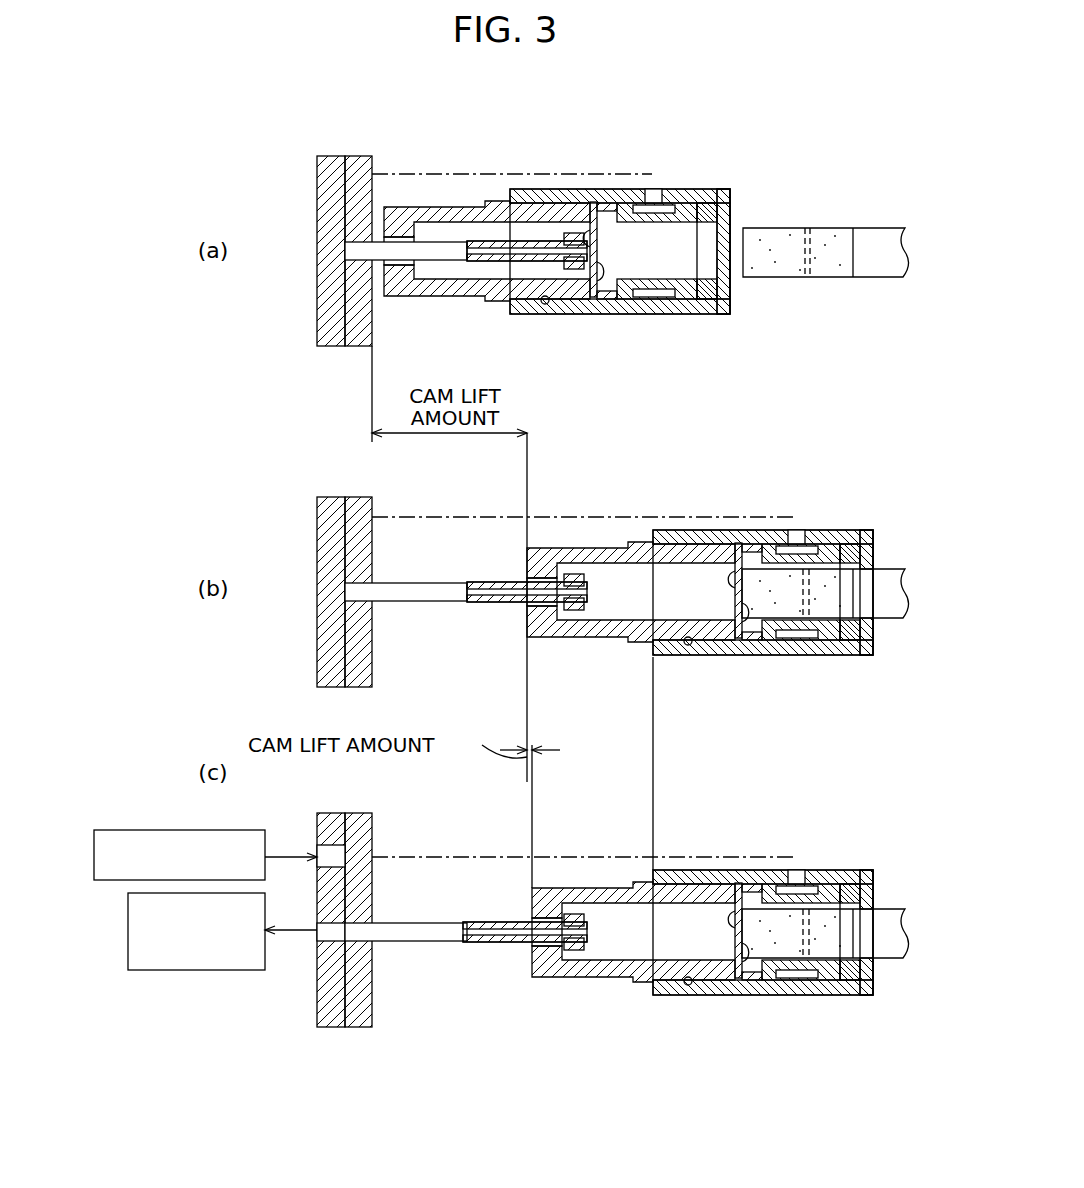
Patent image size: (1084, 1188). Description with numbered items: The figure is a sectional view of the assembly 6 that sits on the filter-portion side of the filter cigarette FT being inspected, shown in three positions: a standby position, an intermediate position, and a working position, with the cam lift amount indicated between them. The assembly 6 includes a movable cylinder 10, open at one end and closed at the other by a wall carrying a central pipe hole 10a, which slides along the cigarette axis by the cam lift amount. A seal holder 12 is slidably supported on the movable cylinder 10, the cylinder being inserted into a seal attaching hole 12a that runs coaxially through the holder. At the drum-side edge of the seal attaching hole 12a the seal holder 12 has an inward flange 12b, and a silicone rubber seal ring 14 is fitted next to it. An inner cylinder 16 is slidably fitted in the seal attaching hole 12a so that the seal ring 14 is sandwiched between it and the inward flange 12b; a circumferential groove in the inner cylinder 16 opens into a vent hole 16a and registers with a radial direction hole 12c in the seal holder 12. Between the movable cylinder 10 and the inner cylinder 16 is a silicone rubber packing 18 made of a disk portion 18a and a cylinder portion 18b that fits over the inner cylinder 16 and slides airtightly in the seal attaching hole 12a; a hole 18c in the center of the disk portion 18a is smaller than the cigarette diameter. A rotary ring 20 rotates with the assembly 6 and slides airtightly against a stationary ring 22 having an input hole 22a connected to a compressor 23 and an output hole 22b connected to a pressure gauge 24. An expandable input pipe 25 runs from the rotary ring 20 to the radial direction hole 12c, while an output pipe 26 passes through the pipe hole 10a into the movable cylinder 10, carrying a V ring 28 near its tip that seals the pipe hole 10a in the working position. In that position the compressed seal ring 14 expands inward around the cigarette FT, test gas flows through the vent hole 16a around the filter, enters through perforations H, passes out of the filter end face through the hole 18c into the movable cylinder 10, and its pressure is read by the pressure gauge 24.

The assembly 6 is at (720, 133).
The movable cylinder 10 is at (473, 297).
The pipe hole 10a is at (402, 262).
The seal holder 12 is at (635, 316).
The seal attaching hole 12a is at (545, 304).
The inward flange 12b is at (732, 220).
The radial direction hole 12c is at (660, 190).
The seal ring 14 is at (712, 299).
The inner cylinder 16 is at (682, 298).
The vent hole 16a is at (665, 208).
The packing 18 is at (594, 205).
The disk portion 18a is at (588, 228).
The cylinder portion 18b is at (613, 207).
The hole 18c is at (604, 300).
The rotary ring 20 is at (360, 165).
The stationary ring 22 is at (331, 165).
The input hole 22a is at (316, 852).
The output hole 22b is at (316, 942).
The compressor 23 is at (113, 830).
The pressure gauge 24 is at (140, 972).
The input pipe 25 is at (428, 174).
The output pipe 26 is at (432, 255).
The V ring 28 is at (572, 270).
The perforations H is at (817, 241).
The cigarette FT is at (875, 240).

EXERCISE BRIEF
Rewrite the entries above with "sectional view" changed to "cross-sectional view" and everything else left as it is. Leave the pictures out.

SOLUTION BELOW
Patent image size: (1084, 1188). Description with numbered items: The figure is a cross-sectional view of the assembly 6 that sits on the filter-portion side of the filter cigarette FT being inspected, shown in three positions: a standby position, an intermediate position, and a working position, with the cam lift amount indicated between them. The assembly 6 includes a movable cylinder 10, open at one end and closed at the other by a wall carrying a central pipe hole 10a, which slides along the cigarette axis by the cam lift amount. A seal holder 12 is slidably supported on the movable cylinder 10, the cylinder being inserted into a seal attaching hole 12a that runs coaxially through the holder. At the drum-side edge of the seal attaching hole 12a the seal holder 12 has an inward flange 12b, and a silicone rubber seal ring 14 is fitted next to it. An inner cylinder 16 is slidably fitted in the seal attaching hole 12a so that the seal ring 14 is sandwiched between it and the inward flange 12b; a circumferential groove in the inner cylinder 16 opens into a vent hole 16a and registers with a radial direction hole 12c in the seal holder 12. Between the movable cylinder 10 and the inner cylinder 16 is a silicone rubber packing 18 made of a disk portion 18a and a cylinder portion 18b that fits over the inner cylinder 16 and slides airtightly in the seal attaching hole 12a; a hole 18c in the center of the disk portion 18a is smaller than the cigarette diameter. A rotary ring 20 rotates with the assembly 6 and slides airtightly against a stationary ring 22 having an input hole 22a connected to a compressor 23 and an output hole 22b connected to a pressure gauge 24. An expandable input pipe 25 runs from the rotary ring 20 to the radial direction hole 12c, while an output pipe 26 passes through the pipe hole 10a into the movable cylinder 10, carrying a V ring 28 near its tip that seals the pipe hole 10a in the working position. In that position the compressed seal ring 14 expands inward around the cigarette FT, test gas flows through the vent hole 16a around the filter, enters through perforations H, passes out of the filter end face through the hole 18c into the movable cylinder 10, and its pressure is read by the pressure gauge 24.

The assembly 6 is at (720, 133).
The movable cylinder 10 is at (473, 297).
The pipe hole 10a is at (402, 262).
The seal holder 12 is at (635, 316).
The seal attaching hole 12a is at (545, 304).
The inward flange 12b is at (732, 220).
The radial direction hole 12c is at (660, 190).
The seal ring 14 is at (712, 299).
The inner cylinder 16 is at (682, 298).
The vent hole 16a is at (665, 208).
The packing 18 is at (594, 205).
The disk portion 18a is at (588, 228).
The cylinder portion 18b is at (613, 207).
The hole 18c is at (604, 300).
The rotary ring 20 is at (360, 165).
The stationary ring 22 is at (331, 165).
The input hole 22a is at (316, 852).
The output hole 22b is at (316, 942).
The compressor 23 is at (113, 830).
The pressure gauge 24 is at (140, 972).
The input pipe 25 is at (428, 174).
The output pipe 26 is at (432, 255).
The V ring 28 is at (572, 270).
The perforations H is at (817, 241).
The cigarette FT is at (875, 240).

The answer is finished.